◆ What to do ◆
Provide nothing but the number of lines containing the string "expectancy".

* begin Task data *

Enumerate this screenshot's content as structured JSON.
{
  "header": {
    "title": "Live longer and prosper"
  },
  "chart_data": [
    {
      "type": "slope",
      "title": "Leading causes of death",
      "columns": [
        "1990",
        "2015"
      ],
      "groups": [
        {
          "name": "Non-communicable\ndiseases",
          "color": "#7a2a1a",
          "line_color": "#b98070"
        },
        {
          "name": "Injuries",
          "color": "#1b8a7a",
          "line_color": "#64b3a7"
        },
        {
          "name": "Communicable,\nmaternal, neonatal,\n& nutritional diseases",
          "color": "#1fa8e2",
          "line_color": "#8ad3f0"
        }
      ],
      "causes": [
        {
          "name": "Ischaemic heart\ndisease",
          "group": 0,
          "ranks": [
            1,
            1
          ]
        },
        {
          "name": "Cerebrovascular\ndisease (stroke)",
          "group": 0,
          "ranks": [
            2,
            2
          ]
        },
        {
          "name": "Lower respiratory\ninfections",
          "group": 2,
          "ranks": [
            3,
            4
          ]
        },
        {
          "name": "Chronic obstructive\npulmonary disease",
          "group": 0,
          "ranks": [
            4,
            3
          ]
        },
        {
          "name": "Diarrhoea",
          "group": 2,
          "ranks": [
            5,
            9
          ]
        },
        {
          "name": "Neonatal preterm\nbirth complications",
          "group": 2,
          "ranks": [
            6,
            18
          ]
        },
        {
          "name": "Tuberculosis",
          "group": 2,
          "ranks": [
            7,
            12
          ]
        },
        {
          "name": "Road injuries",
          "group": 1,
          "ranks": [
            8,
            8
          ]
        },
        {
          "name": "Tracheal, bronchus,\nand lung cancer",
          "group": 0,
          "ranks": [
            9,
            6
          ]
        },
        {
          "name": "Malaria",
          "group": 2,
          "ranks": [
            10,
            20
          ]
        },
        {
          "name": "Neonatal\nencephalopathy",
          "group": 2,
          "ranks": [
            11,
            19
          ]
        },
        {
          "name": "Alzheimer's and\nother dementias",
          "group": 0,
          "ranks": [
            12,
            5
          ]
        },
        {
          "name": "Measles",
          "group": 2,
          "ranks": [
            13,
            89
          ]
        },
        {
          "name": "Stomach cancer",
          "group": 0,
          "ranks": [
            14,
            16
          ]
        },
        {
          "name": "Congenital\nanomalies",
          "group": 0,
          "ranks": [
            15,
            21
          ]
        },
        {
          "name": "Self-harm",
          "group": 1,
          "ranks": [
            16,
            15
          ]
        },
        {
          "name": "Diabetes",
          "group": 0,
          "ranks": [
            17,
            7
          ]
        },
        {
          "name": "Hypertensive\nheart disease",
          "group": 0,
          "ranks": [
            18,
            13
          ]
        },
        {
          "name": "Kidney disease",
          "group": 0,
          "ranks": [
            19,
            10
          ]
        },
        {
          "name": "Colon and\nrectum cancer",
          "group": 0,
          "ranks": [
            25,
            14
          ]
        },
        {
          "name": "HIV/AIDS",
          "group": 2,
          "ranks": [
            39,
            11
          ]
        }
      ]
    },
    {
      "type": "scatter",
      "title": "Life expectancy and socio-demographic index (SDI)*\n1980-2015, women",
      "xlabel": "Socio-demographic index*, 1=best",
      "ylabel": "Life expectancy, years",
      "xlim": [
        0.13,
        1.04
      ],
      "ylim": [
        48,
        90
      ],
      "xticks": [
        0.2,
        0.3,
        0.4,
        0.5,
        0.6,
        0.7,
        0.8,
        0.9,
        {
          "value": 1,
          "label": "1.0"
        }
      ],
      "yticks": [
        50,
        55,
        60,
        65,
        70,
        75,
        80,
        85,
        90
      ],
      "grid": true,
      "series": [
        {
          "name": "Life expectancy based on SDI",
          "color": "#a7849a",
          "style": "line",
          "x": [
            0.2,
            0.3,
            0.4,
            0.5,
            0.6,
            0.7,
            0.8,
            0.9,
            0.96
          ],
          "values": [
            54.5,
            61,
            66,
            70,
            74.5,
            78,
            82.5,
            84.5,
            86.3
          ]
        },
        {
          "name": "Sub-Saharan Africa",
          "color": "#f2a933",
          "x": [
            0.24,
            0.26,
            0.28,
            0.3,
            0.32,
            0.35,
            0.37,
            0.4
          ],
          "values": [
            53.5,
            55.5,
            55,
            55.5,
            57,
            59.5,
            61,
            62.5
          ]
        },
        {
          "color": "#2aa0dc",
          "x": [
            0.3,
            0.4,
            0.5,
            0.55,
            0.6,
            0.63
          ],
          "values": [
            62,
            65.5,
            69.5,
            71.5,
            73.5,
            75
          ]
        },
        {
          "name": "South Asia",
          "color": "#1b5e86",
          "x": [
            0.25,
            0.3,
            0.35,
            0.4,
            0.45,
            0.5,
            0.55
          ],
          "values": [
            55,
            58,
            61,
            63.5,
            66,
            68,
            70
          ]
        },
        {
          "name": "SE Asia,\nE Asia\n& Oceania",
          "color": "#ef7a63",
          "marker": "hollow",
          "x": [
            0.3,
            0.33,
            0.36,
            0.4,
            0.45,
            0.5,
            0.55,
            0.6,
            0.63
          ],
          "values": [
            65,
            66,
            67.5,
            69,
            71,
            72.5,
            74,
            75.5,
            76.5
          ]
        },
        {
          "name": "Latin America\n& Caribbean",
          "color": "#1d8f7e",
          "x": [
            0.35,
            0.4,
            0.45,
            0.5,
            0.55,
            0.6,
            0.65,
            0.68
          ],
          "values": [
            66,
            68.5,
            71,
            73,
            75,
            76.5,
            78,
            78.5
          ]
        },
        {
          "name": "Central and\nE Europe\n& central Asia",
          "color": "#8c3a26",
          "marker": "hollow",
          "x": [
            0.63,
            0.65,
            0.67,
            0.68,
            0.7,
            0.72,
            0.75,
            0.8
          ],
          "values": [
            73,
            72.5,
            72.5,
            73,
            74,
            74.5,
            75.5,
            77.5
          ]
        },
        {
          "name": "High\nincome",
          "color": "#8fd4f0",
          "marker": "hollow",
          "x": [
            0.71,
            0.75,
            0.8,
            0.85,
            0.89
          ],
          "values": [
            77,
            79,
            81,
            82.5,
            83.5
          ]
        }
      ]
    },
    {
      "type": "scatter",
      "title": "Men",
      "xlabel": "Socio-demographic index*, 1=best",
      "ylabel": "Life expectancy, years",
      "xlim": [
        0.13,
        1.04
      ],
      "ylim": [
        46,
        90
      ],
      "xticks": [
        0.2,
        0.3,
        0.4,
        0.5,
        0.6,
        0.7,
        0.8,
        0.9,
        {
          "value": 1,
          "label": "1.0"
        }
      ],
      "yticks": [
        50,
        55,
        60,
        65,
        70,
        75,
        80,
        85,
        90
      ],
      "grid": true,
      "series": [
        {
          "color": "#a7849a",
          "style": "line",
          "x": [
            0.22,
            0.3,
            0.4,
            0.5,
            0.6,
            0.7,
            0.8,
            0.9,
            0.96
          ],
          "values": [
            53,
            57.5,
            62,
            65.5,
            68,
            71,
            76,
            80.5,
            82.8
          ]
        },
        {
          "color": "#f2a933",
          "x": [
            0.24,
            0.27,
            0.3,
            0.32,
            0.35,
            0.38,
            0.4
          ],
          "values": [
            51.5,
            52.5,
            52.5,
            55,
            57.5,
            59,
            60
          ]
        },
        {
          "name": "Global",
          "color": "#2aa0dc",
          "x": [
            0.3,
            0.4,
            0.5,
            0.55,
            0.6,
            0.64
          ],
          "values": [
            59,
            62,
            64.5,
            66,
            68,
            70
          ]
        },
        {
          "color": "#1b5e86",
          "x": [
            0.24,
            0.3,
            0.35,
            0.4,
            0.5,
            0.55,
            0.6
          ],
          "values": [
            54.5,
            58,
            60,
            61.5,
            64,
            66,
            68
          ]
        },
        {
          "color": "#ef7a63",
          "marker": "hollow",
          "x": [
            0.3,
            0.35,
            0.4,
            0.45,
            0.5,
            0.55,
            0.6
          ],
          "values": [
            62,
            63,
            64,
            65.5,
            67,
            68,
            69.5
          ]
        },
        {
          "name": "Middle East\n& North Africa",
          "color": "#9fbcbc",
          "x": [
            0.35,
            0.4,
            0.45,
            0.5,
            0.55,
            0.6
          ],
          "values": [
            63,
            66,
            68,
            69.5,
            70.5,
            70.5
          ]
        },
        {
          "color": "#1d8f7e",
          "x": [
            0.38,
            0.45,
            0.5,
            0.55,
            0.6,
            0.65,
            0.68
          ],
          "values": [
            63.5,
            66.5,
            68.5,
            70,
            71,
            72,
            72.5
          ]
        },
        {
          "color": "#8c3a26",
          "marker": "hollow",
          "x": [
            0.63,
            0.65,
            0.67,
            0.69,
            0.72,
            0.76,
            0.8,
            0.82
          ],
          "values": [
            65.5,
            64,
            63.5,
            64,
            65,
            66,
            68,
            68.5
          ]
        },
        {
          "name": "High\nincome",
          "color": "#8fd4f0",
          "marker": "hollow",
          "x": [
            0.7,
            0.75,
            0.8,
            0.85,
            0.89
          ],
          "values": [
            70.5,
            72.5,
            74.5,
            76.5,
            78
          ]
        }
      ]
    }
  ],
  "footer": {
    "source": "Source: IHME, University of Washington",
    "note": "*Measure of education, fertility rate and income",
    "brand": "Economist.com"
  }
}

* end Task data *

◆ Exercise response ◆
4